__Records for the task__
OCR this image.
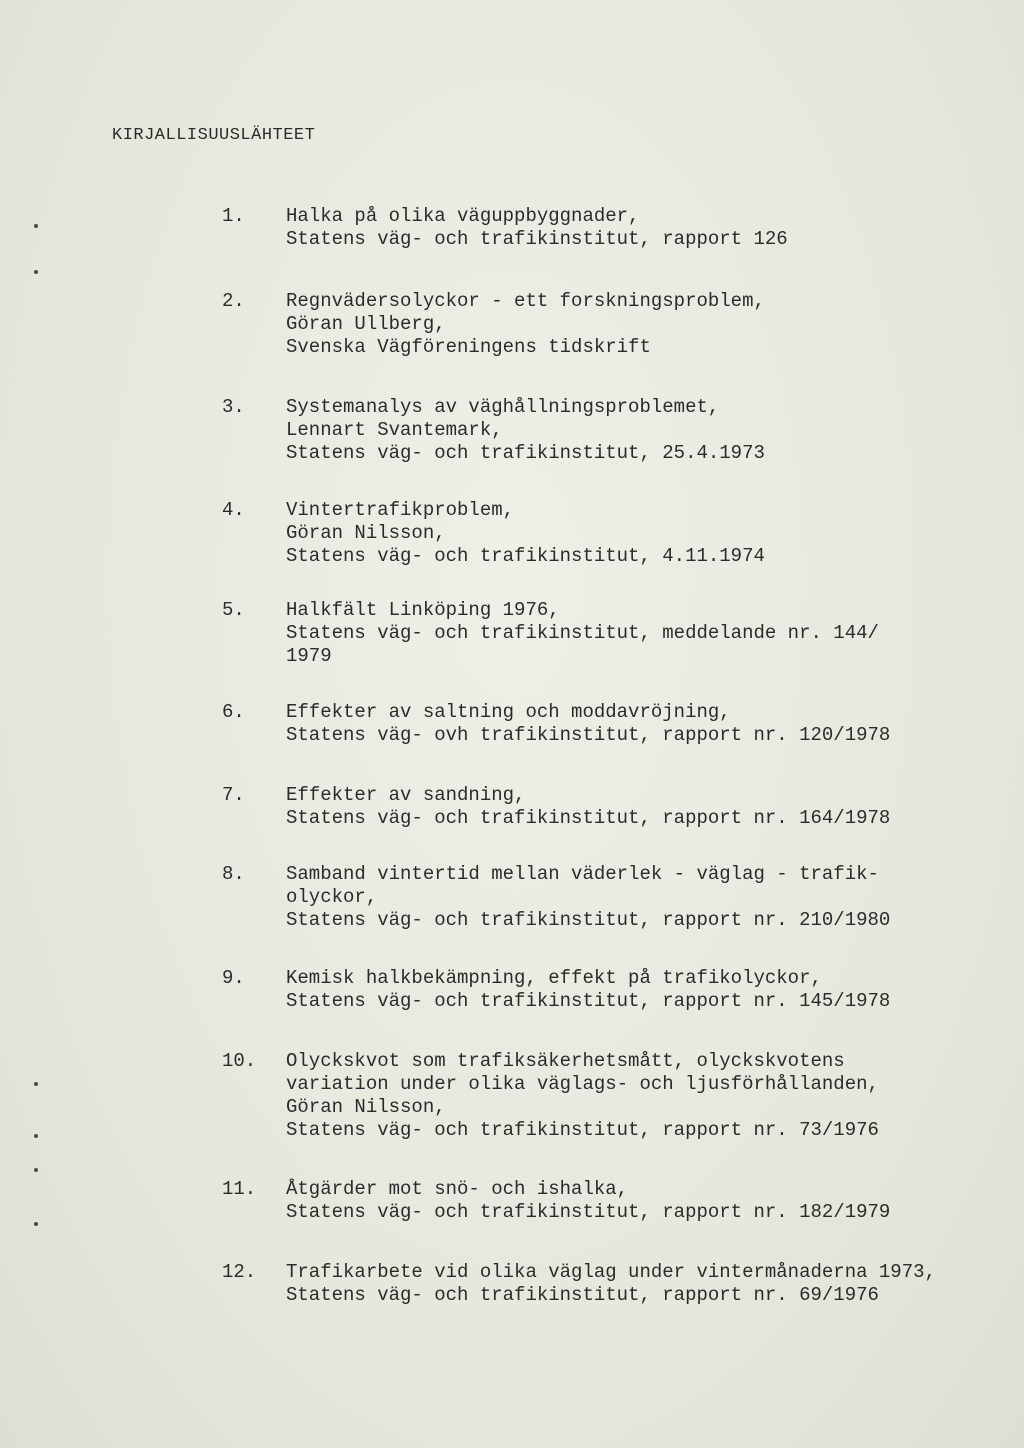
KIRJALLISUUSLÄHTEET
1.	Halka på olika väguppbyggnader,
Statens väg- och trafikinstitut, rapport 126
2.	Regnvädersolyckor - ett forskningsproblem,
Göran Ullberg,
Svenska Vägföreningens tidskrift
3.	Systemanalys av väghållningsproblemet,
Lennart Svantemark,
Statens väg- och trafikinstitut, 25.4.1973
4.	Vintertrafikproblem,
Göran Nilsson,
Statens väg- och trafikinstitut, 4.11.1974
5.	Halkfält Linköping 1976,
Statens väg- och trafikinstitut, meddelande nr. 144/
1979
6.	Effekter av saltning och moddavröjning,
Statens väg- ovh trafikinstitut, rapport nr. 120/1978
7.	Effekter av sandning,
Statens väg- och trafikinstitut, rapport nr. 164/1978
8.	Samband vintertid mellan väderlek - väglag - trafik-
olyckor,
Statens väg- och trafikinstitut, rapport nr. 210/1980
9.	Kemisk halkbekämpning, effekt på trafikolyckor,
Statens väg- och trafikinstitut, rapport nr. 145/1978
10.	Olyckskvot som trafiksäkerhetsmått, olyckskvotens
variation under olika väglags- och ljusförhållanden,
Göran Nilsson,
Statens väg- och trafikinstitut, rapport nr. 73/1976
11.	Åtgärder mot snö- och ishalka,
Statens väg- och trafikinstitut, rapport nr. 182/1979
12.	Trafikarbete vid olika väglag under vintermånaderna 1973,
Statens väg- och trafikinstitut, rapport nr. 69/1976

__Your task__
Which lines above hold the word "Effekter"? Copy each of them.

__Correct output__
6.	Effekter av saltning och moddavröjning,
7.	Effekter av sandning,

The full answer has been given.